#### Written request:
Set down all of the entries word for word, omitting the images they contain.

#### Available records:
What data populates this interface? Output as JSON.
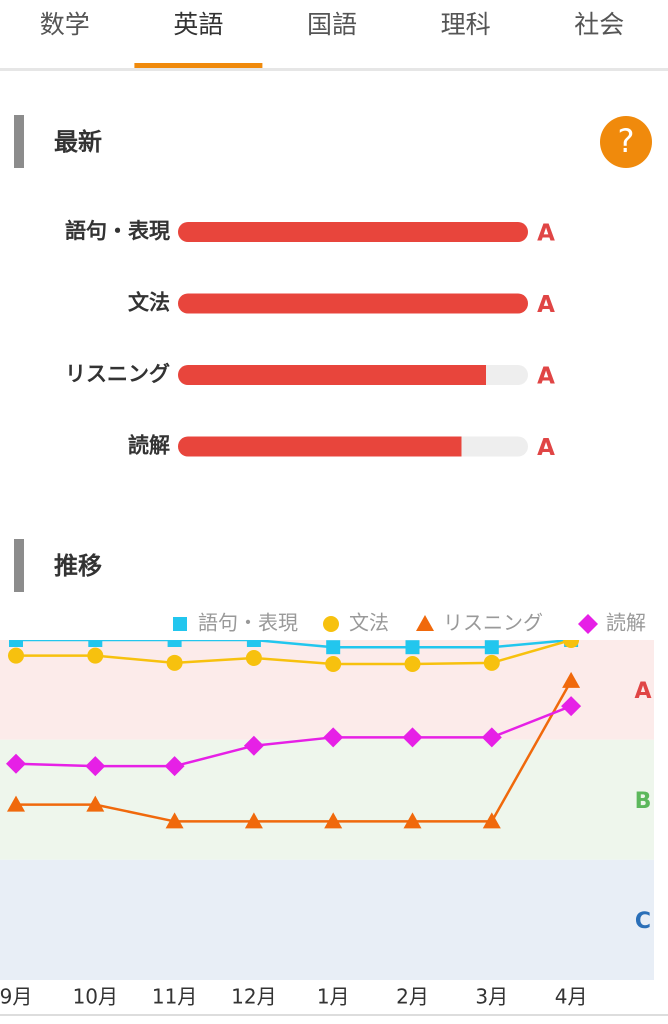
{
  "tabs": [
    "数学",
    "英語",
    "国語",
    "理科",
    "社会"
  ],
  "active_tab": 1,
  "latest": {
    "title": "最新",
    "help": "?",
    "max": 100,
    "color": "#e8453c",
    "items": [
      {
        "label": "語句・表現",
        "value": 100,
        "grade": "A"
      },
      {
        "label": "文法",
        "value": 100,
        "grade": "A"
      },
      {
        "label": "リスニング",
        "value": 88,
        "grade": "A"
      },
      {
        "label": "読解",
        "value": 81,
        "grade": "A"
      }
    ]
  },
  "chart_data": {
    "type": "line",
    "title": "推移",
    "categories": [
      "9月",
      "10月",
      "11月",
      "12月",
      "1月",
      "2月",
      "3月",
      "4月"
    ],
    "ylim": [
      0,
      2.83
    ],
    "bands": [
      {
        "label": "A",
        "from": 2,
        "to": 2.83,
        "color": "#e04545",
        "fill": "#fcebea"
      },
      {
        "label": "B",
        "from": 1,
        "to": 2,
        "color": "#5cb85c",
        "fill": "#eef6ec"
      },
      {
        "label": "C",
        "from": 0,
        "to": 1,
        "color": "#2a6fb8",
        "fill": "#e8eef6"
      }
    ],
    "series": [
      {
        "name": "語句・表現",
        "color": "#22c6ee",
        "marker": "square",
        "values": [
          2.83,
          2.83,
          2.83,
          2.83,
          2.77,
          2.77,
          2.77,
          2.83
        ]
      },
      {
        "name": "文法",
        "color": "#f7c10e",
        "marker": "circle",
        "values": [
          2.7,
          2.7,
          2.64,
          2.68,
          2.63,
          2.63,
          2.64,
          2.83
        ]
      },
      {
        "name": "リスニング",
        "color": "#f0690c",
        "marker": "triangle",
        "values": [
          1.46,
          1.46,
          1.32,
          1.32,
          1.32,
          1.32,
          1.32,
          2.49
        ]
      },
      {
        "name": "読解",
        "color": "#e620e6",
        "marker": "diamond",
        "values": [
          1.8,
          1.78,
          1.78,
          1.95,
          2.02,
          2.02,
          2.02,
          2.28
        ]
      }
    ]
  }
}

#### Solution to the problem:
What data populates this interface? Output as JSON.
{
  "tabs": [
    "数学",
    "英語",
    "国語",
    "理科",
    "社会"
  ],
  "active_tab": 1,
  "latest": {
    "title": "最新",
    "help": "?",
    "max": 100,
    "color": "#e8453c",
    "items": [
      {
        "label": "語句・表現",
        "value": 100,
        "grade": "A"
      },
      {
        "label": "文法",
        "value": 100,
        "grade": "A"
      },
      {
        "label": "リスニング",
        "value": 88,
        "grade": "A"
      },
      {
        "label": "読解",
        "value": 81,
        "grade": "A"
      }
    ]
  },
  "chart_data": {
    "type": "line",
    "title": "推移",
    "categories": [
      "9月",
      "10月",
      "11月",
      "12月",
      "1月",
      "2月",
      "3月",
      "4月"
    ],
    "ylim": [
      0,
      2.83
    ],
    "bands": [
      {
        "label": "A",
        "from": 2,
        "to": 2.83,
        "color": "#e04545",
        "fill": "#fcebea"
      },
      {
        "label": "B",
        "from": 1,
        "to": 2,
        "color": "#5cb85c",
        "fill": "#eef6ec"
      },
      {
        "label": "C",
        "from": 0,
        "to": 1,
        "color": "#2a6fb8",
        "fill": "#e8eef6"
      }
    ],
    "series": [
      {
        "name": "語句・表現",
        "color": "#22c6ee",
        "marker": "square",
        "values": [
          2.83,
          2.83,
          2.83,
          2.83,
          2.77,
          2.77,
          2.77,
          2.83
        ]
      },
      {
        "name": "文法",
        "color": "#f7c10e",
        "marker": "circle",
        "values": [
          2.7,
          2.7,
          2.64,
          2.68,
          2.63,
          2.63,
          2.64,
          2.83
        ]
      },
      {
        "name": "リスニング",
        "color": "#f0690c",
        "marker": "triangle",
        "values": [
          1.46,
          1.46,
          1.32,
          1.32,
          1.32,
          1.32,
          1.32,
          2.49
        ]
      },
      {
        "name": "読解",
        "color": "#e620e6",
        "marker": "diamond",
        "values": [
          1.8,
          1.78,
          1.78,
          1.95,
          2.02,
          2.02,
          2.02,
          2.28
        ]
      }
    ]
  }
}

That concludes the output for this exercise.